#### MATERIAL PROVIDED
>>>>

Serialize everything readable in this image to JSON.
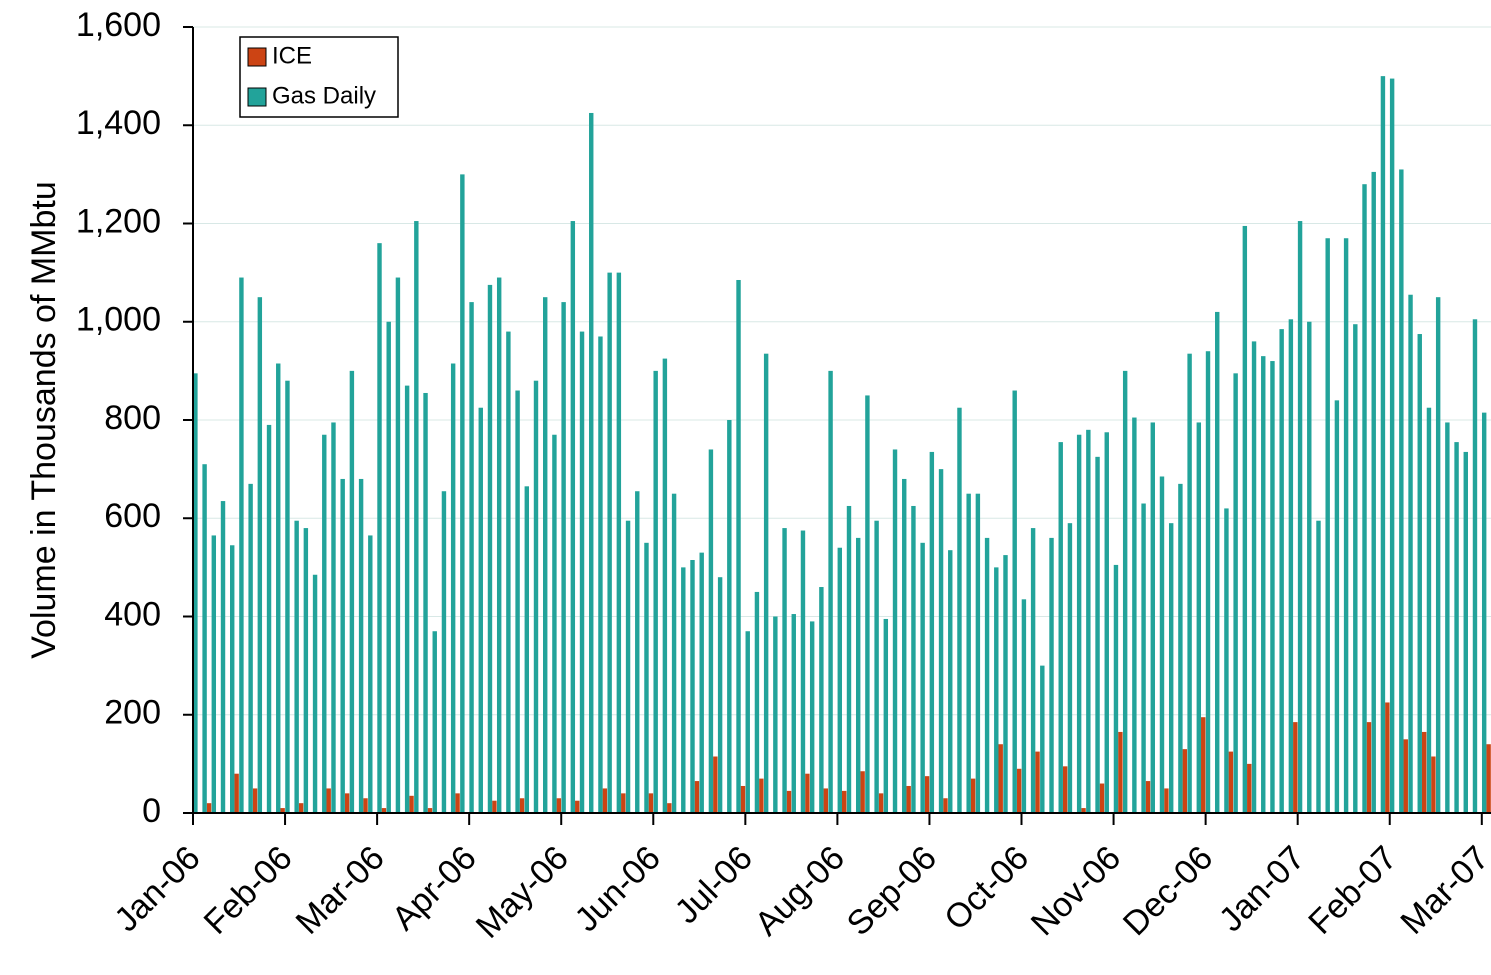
{
  "chart_data": {
    "type": "bar",
    "y_label": "Volume in Thousands of MMbtu",
    "categories": [
      "Jan-06",
      null,
      null,
      null,
      null,
      null,
      null,
      null,
      null,
      null,
      "Feb-06",
      null,
      null,
      null,
      null,
      null,
      null,
      null,
      null,
      null,
      "Mar-06",
      null,
      null,
      null,
      null,
      null,
      null,
      null,
      null,
      null,
      "Apr-06",
      null,
      null,
      null,
      null,
      null,
      null,
      null,
      null,
      null,
      "May-06",
      null,
      null,
      null,
      null,
      null,
      null,
      null,
      null,
      null,
      "Jun-06",
      null,
      null,
      null,
      null,
      null,
      null,
      null,
      null,
      null,
      "Jul-06",
      null,
      null,
      null,
      null,
      null,
      null,
      null,
      null,
      null,
      "Aug-06",
      null,
      null,
      null,
      null,
      null,
      null,
      null,
      null,
      null,
      "Sep-06",
      null,
      null,
      null,
      null,
      null,
      null,
      null,
      null,
      null,
      "Oct-06",
      null,
      null,
      null,
      null,
      null,
      null,
      null,
      null,
      null,
      "Nov-06",
      null,
      null,
      null,
      null,
      null,
      null,
      null,
      null,
      null,
      "Dec-06",
      null,
      null,
      null,
      null,
      null,
      null,
      null,
      null,
      null,
      "Jan-07",
      null,
      null,
      null,
      null,
      null,
      null,
      null,
      null,
      null,
      "Feb-07",
      null,
      null,
      null,
      null,
      null,
      null,
      null,
      null,
      null,
      "Mar-07"
    ],
    "series": [
      {
        "name": "ICE",
        "color": "#cc4414",
        "values": [
          0,
          20,
          0,
          0,
          80,
          0,
          50,
          0,
          0,
          10,
          0,
          20,
          0,
          0,
          50,
          0,
          40,
          0,
          30,
          0,
          10,
          0,
          0,
          35,
          0,
          10,
          0,
          0,
          40,
          0,
          0,
          0,
          25,
          0,
          0,
          30,
          0,
          0,
          0,
          30,
          0,
          25,
          0,
          0,
          50,
          0,
          40,
          0,
          0,
          40,
          0,
          20,
          0,
          0,
          65,
          0,
          115,
          0,
          0,
          55,
          0,
          70,
          0,
          0,
          45,
          0,
          80,
          0,
          50,
          0,
          45,
          0,
          85,
          0,
          40,
          0,
          0,
          55,
          0,
          75,
          0,
          30,
          0,
          0,
          70,
          0,
          0,
          140,
          0,
          90,
          0,
          125,
          0,
          0,
          95,
          0,
          10,
          0,
          60,
          0,
          165,
          0,
          0,
          65,
          0,
          50,
          0,
          130,
          0,
          195,
          0,
          0,
          125,
          0,
          100,
          0,
          0,
          0,
          0,
          185,
          0,
          0,
          0,
          0,
          0,
          0,
          0,
          185,
          0,
          225,
          0,
          150,
          0,
          165,
          115,
          0,
          0,
          0,
          0,
          0,
          140
        ]
      },
      {
        "name": "Gas Daily",
        "color": "#22a39a",
        "values": [
          895,
          710,
          565,
          635,
          545,
          1090,
          670,
          1050,
          790,
          915,
          880,
          595,
          580,
          485,
          770,
          795,
          680,
          900,
          680,
          565,
          1160,
          1000,
          1090,
          870,
          1205,
          855,
          370,
          655,
          915,
          1300,
          1040,
          825,
          1075,
          1090,
          980,
          860,
          665,
          880,
          1050,
          770,
          1040,
          1205,
          980,
          1425,
          970,
          1100,
          1100,
          595,
          655,
          550,
          900,
          925,
          650,
          500,
          515,
          530,
          740,
          480,
          800,
          1085,
          370,
          450,
          935,
          400,
          580,
          405,
          575,
          390,
          460,
          900,
          540,
          625,
          560,
          850,
          595,
          395,
          740,
          680,
          625,
          550,
          735,
          700,
          535,
          825,
          650,
          650,
          560,
          500,
          525,
          860,
          435,
          580,
          300,
          560,
          755,
          590,
          770,
          780,
          725,
          775,
          505,
          900,
          805,
          630,
          795,
          685,
          590,
          670,
          935,
          795,
          940,
          1020,
          620,
          895,
          1195,
          960,
          930,
          920,
          985,
          1005,
          1205,
          1000,
          595,
          1170,
          840,
          1170,
          995,
          1280,
          1305,
          1500,
          1495,
          1310,
          1055,
          975,
          825,
          1050,
          795,
          755,
          735,
          1005,
          815
        ]
      }
    ],
    "ylim": [
      0,
      1600
    ],
    "yticks": [
      0,
      200,
      400,
      600,
      800,
      {
        "value": 1000,
        "label": "1,000"
      },
      {
        "value": 1200,
        "label": "1,200"
      },
      {
        "value": 1400,
        "label": "1,400"
      },
      {
        "value": 1600,
        "label": "1,600"
      }
    ],
    "grid": true,
    "legend": "top-left"
  }
}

<<<<

#### YOUR GOAL
Output the full set of records above without changing a word, and drop the images.

#### TASK RESPONSE
Serialize everything readable in this image to JSON.
{
  "chart_data": {
    "type": "bar",
    "y_label": "Volume in Thousands of MMbtu",
    "categories": [
      "Jan-06",
      null,
      null,
      null,
      null,
      null,
      null,
      null,
      null,
      null,
      "Feb-06",
      null,
      null,
      null,
      null,
      null,
      null,
      null,
      null,
      null,
      "Mar-06",
      null,
      null,
      null,
      null,
      null,
      null,
      null,
      null,
      null,
      "Apr-06",
      null,
      null,
      null,
      null,
      null,
      null,
      null,
      null,
      null,
      "May-06",
      null,
      null,
      null,
      null,
      null,
      null,
      null,
      null,
      null,
      "Jun-06",
      null,
      null,
      null,
      null,
      null,
      null,
      null,
      null,
      null,
      "Jul-06",
      null,
      null,
      null,
      null,
      null,
      null,
      null,
      null,
      null,
      "Aug-06",
      null,
      null,
      null,
      null,
      null,
      null,
      null,
      null,
      null,
      "Sep-06",
      null,
      null,
      null,
      null,
      null,
      null,
      null,
      null,
      null,
      "Oct-06",
      null,
      null,
      null,
      null,
      null,
      null,
      null,
      null,
      null,
      "Nov-06",
      null,
      null,
      null,
      null,
      null,
      null,
      null,
      null,
      null,
      "Dec-06",
      null,
      null,
      null,
      null,
      null,
      null,
      null,
      null,
      null,
      "Jan-07",
      null,
      null,
      null,
      null,
      null,
      null,
      null,
      null,
      null,
      "Feb-07",
      null,
      null,
      null,
      null,
      null,
      null,
      null,
      null,
      null,
      "Mar-07"
    ],
    "series": [
      {
        "name": "ICE",
        "color": "#cc4414",
        "values": [
          0,
          20,
          0,
          0,
          80,
          0,
          50,
          0,
          0,
          10,
          0,
          20,
          0,
          0,
          50,
          0,
          40,
          0,
          30,
          0,
          10,
          0,
          0,
          35,
          0,
          10,
          0,
          0,
          40,
          0,
          0,
          0,
          25,
          0,
          0,
          30,
          0,
          0,
          0,
          30,
          0,
          25,
          0,
          0,
          50,
          0,
          40,
          0,
          0,
          40,
          0,
          20,
          0,
          0,
          65,
          0,
          115,
          0,
          0,
          55,
          0,
          70,
          0,
          0,
          45,
          0,
          80,
          0,
          50,
          0,
          45,
          0,
          85,
          0,
          40,
          0,
          0,
          55,
          0,
          75,
          0,
          30,
          0,
          0,
          70,
          0,
          0,
          140,
          0,
          90,
          0,
          125,
          0,
          0,
          95,
          0,
          10,
          0,
          60,
          0,
          165,
          0,
          0,
          65,
          0,
          50,
          0,
          130,
          0,
          195,
          0,
          0,
          125,
          0,
          100,
          0,
          0,
          0,
          0,
          185,
          0,
          0,
          0,
          0,
          0,
          0,
          0,
          185,
          0,
          225,
          0,
          150,
          0,
          165,
          115,
          0,
          0,
          0,
          0,
          0,
          140
        ]
      },
      {
        "name": "Gas Daily",
        "color": "#22a39a",
        "values": [
          895,
          710,
          565,
          635,
          545,
          1090,
          670,
          1050,
          790,
          915,
          880,
          595,
          580,
          485,
          770,
          795,
          680,
          900,
          680,
          565,
          1160,
          1000,
          1090,
          870,
          1205,
          855,
          370,
          655,
          915,
          1300,
          1040,
          825,
          1075,
          1090,
          980,
          860,
          665,
          880,
          1050,
          770,
          1040,
          1205,
          980,
          1425,
          970,
          1100,
          1100,
          595,
          655,
          550,
          900,
          925,
          650,
          500,
          515,
          530,
          740,
          480,
          800,
          1085,
          370,
          450,
          935,
          400,
          580,
          405,
          575,
          390,
          460,
          900,
          540,
          625,
          560,
          850,
          595,
          395,
          740,
          680,
          625,
          550,
          735,
          700,
          535,
          825,
          650,
          650,
          560,
          500,
          525,
          860,
          435,
          580,
          300,
          560,
          755,
          590,
          770,
          780,
          725,
          775,
          505,
          900,
          805,
          630,
          795,
          685,
          590,
          670,
          935,
          795,
          940,
          1020,
          620,
          895,
          1195,
          960,
          930,
          920,
          985,
          1005,
          1205,
          1000,
          595,
          1170,
          840,
          1170,
          995,
          1280,
          1305,
          1500,
          1495,
          1310,
          1055,
          975,
          825,
          1050,
          795,
          755,
          735,
          1005,
          815
        ]
      }
    ],
    "ylim": [
      0,
      1600
    ],
    "yticks": [
      0,
      200,
      400,
      600,
      800,
      {
        "value": 1000,
        "label": "1,000"
      },
      {
        "value": 1200,
        "label": "1,200"
      },
      {
        "value": 1400,
        "label": "1,400"
      },
      {
        "value": 1600,
        "label": "1,600"
      }
    ],
    "grid": true,
    "legend": "top-left"
  }
}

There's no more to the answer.